• Work to do: Transcribe each line of the material as it is, and drop any picture.

(Stored data entries)
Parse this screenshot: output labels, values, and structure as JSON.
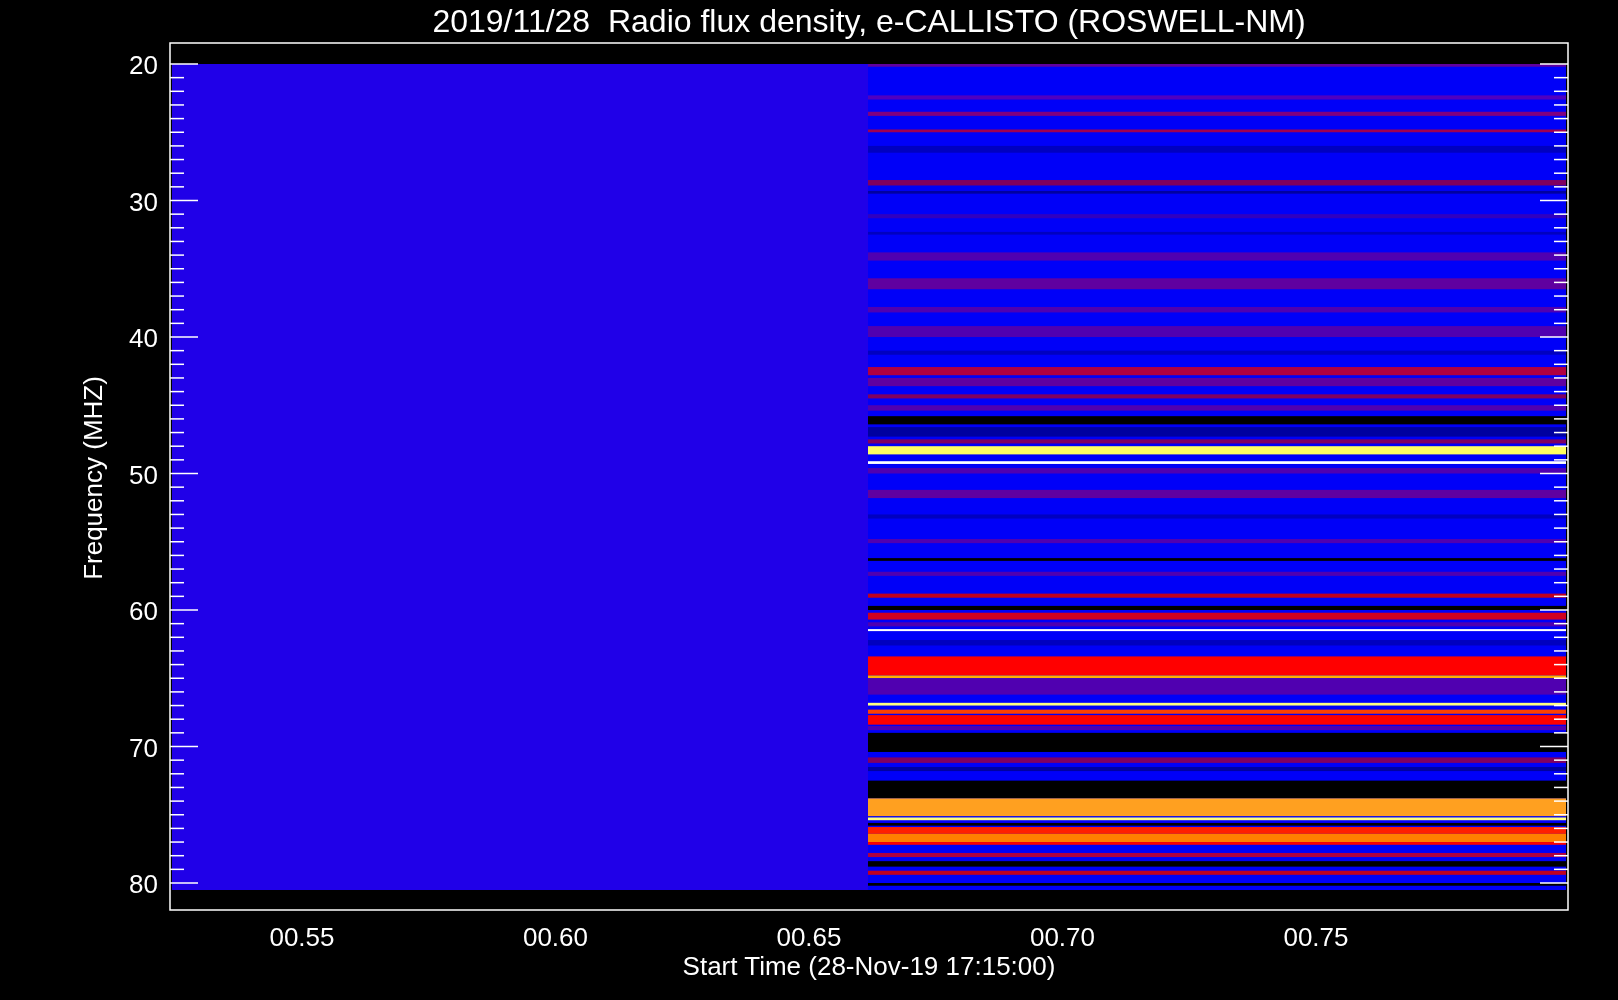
{
  "title": "2019/11/28  Radio flux density, e-CALLISTO (ROSWELL-NM)",
  "y_axis": {
    "label": "Frequency (MHZ)",
    "ticks": [
      "20",
      "30",
      "40",
      "50",
      "60",
      "70",
      "80"
    ]
  },
  "x_axis": {
    "label": "Start Time (28-Nov-19 17:15:00)",
    "ticks": [
      "00.55",
      "00.60",
      "00.65",
      "00.70",
      "00.75"
    ]
  }
}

• Exercise output:
Parse this screenshot: output labels, values, and structure as JSON.
{
  "title": "2019/11/28  Radio flux density, e-CALLISTO (ROSWELL-NM)",
  "y_axis": {
    "label": "Frequency (MHZ)",
    "ticks": [
      "20",
      "30",
      "40",
      "50",
      "60",
      "70",
      "80"
    ]
  },
  "x_axis": {
    "label": "Start Time (28-Nov-19 17:15:00)",
    "ticks": [
      "00.55",
      "00.60",
      "00.65",
      "00.70",
      "00.75"
    ]
  }
}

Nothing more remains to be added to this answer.